-- BEGIN Given information --
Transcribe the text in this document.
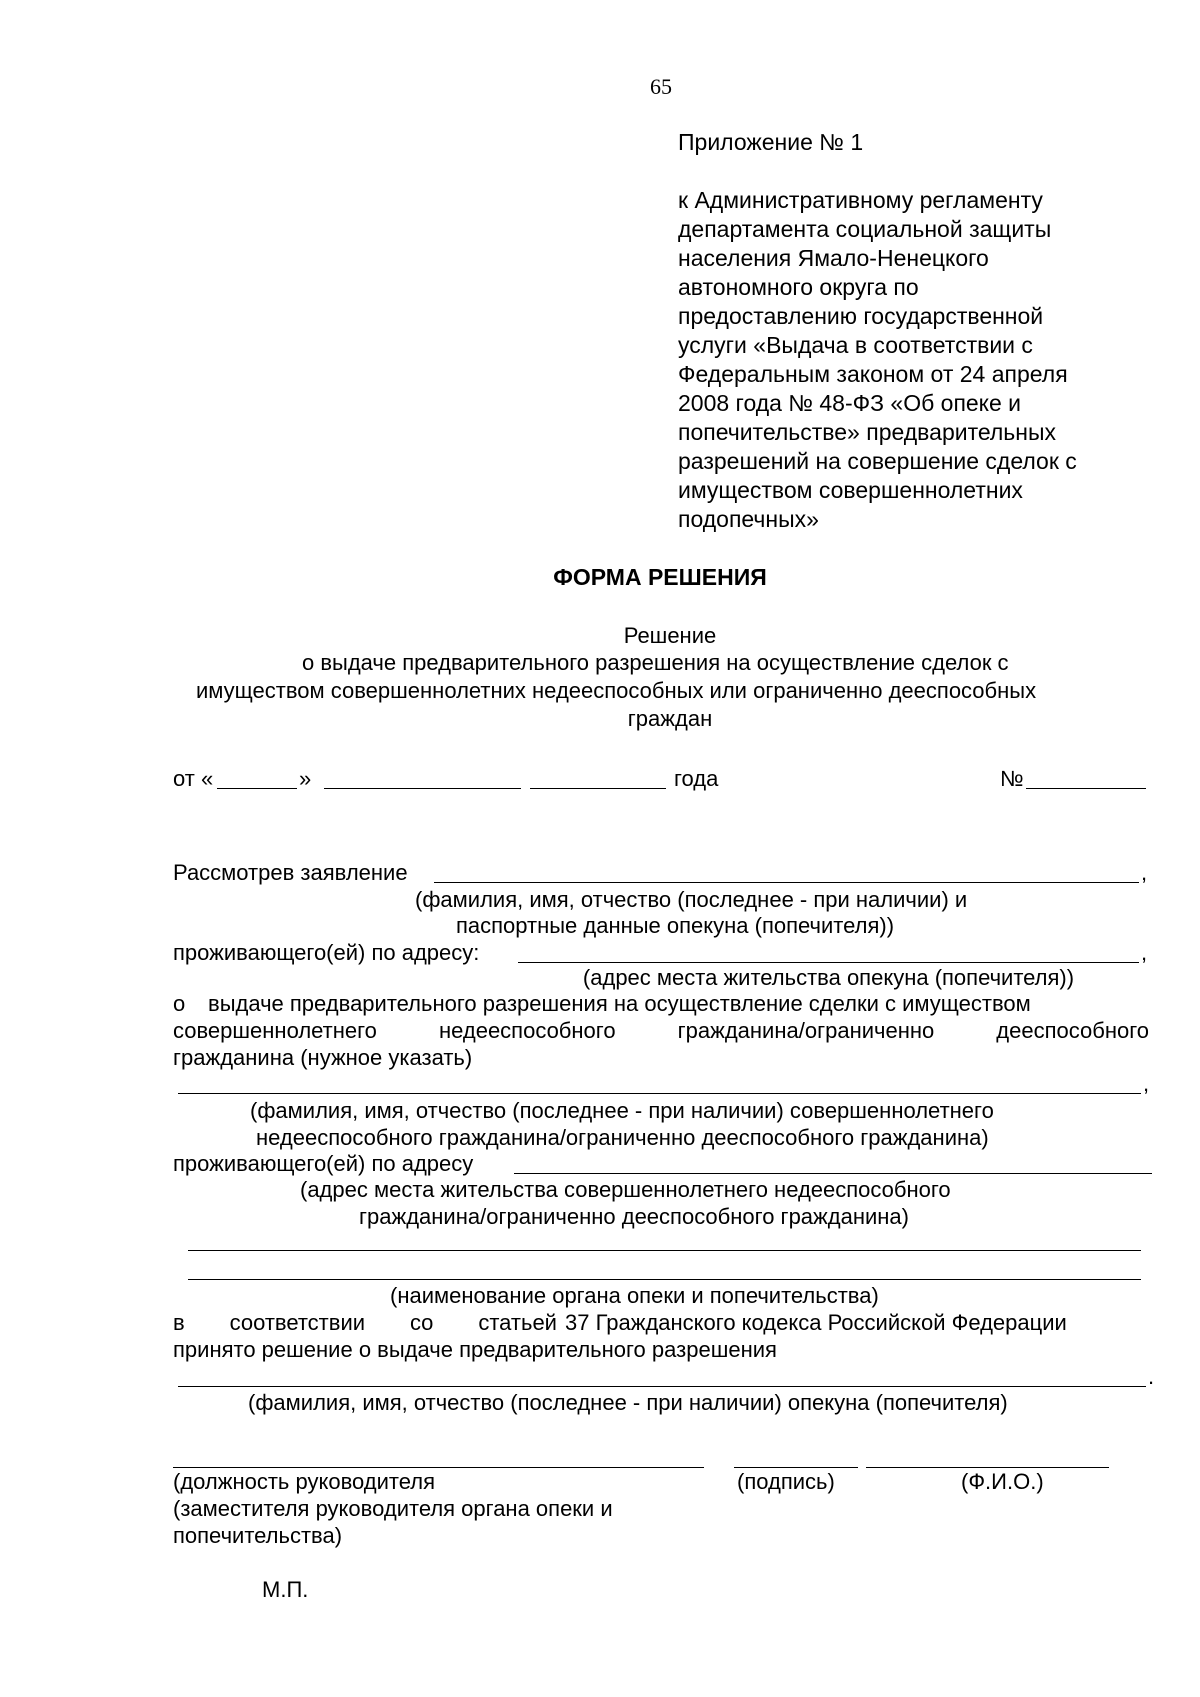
65
Приложение № 1
к Административному регламенту
департамента социальной защиты
населения Ямало-Ненецкого
автономного округа по
предоставлению государственной
услуги «Выдача в соответствии с
Федеральным законом от 24 апреля
2008 года № 48-ФЗ «Об опеке и
попечительстве» предварительных
разрешений на совершение сделок с
имуществом совершеннолетних
подопечных»
ФОРМА РЕШЕНИЯ
Решение
о выдаче предварительного разрешения на осуществление сделок с
имуществом совершеннолетних недееспособных или ограниченно дееспособных
граждан
от «	»	года	№
Рассмотрев заявление	,
(фамилия, имя, отчество (последнее - при наличии) и
паспортные данные опекуна (попечителя))
проживающего(ей) по адресу:	,
(адрес места жительства опекуна (попечителя))
о выдаче предварительного разрешения на осуществление сделки с имуществом
совершеннолетнего	недееспособного	гражданина/ограниченно	дееспособного
гражданина (нужное указать)
,
(фамилия, имя, отчество (последнее - при наличии) совершеннолетнего
недееспособного гражданина/ограниченно дееспособного гражданина)
проживающего(ей) по адресу
(адрес места жительства совершеннолетнего недееспособного
гражданина/ограниченно дееспособного гражданина)
(наименование органа опеки и попечительства)
в соответствии со статьей 37 Гражданского кодекса Российской Федерации
принято решение о выдаче предварительного разрешения
.
(фамилия, имя, отчество (последнее - при наличии) опекуна (попечителя)
(должность руководителя
(заместителя руководителя органа опеки и
попечительства)
(подпись)	(Ф.И.О.)
М.П.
-- END Given information --
Direction – Print out the material word for word, omitting the pictures.

Response –
Transcribe the text in this document.
65
Приложение № 1
к Административному регламенту
департамента социальной защиты
населения Ямало-Ненецкого
автономного округа по
предоставлению государственной
услуги «Выдача в соответствии с
Федеральным законом от 24 апреля
2008 года № 48-ФЗ «Об опеке и
попечительстве» предварительных
разрешений на совершение сделок с
имуществом совершеннолетних
подопечных»
ФОРМА РЕШЕНИЯ
Решение
о выдаче предварительного разрешения на осуществление сделок с
имуществом совершеннолетних недееспособных или ограниченно дееспособных
граждан
от «	»	года	№
Рассмотрев заявление	,
(фамилия, имя, отчество (последнее - при наличии) и
паспортные данные опекуна (попечителя))
проживающего(ей) по адресу:	,
(адрес места жительства опекуна (попечителя))
о выдаче предварительного разрешения на осуществление сделки с имуществом
совершеннолетнего	недееспособного	гражданина/ограниченно	дееспособного
гражданина (нужное указать)
,
(фамилия, имя, отчество (последнее - при наличии) совершеннолетнего
недееспособного гражданина/ограниченно дееспособного гражданина)
проживающего(ей) по адресу
(адрес места жительства совершеннолетнего недееспособного
гражданина/ограниченно дееспособного гражданина)
(наименование органа опеки и попечительства)
в соответствии со статьей 37 Гражданского кодекса Российской Федерации
принято решение о выдаче предварительного разрешения
.
(фамилия, имя, отчество (последнее - при наличии) опекуна (попечителя)
(должность руководителя
(заместителя руководителя органа опеки и
попечительства)
(подпись)	(Ф.И.О.)
М.П.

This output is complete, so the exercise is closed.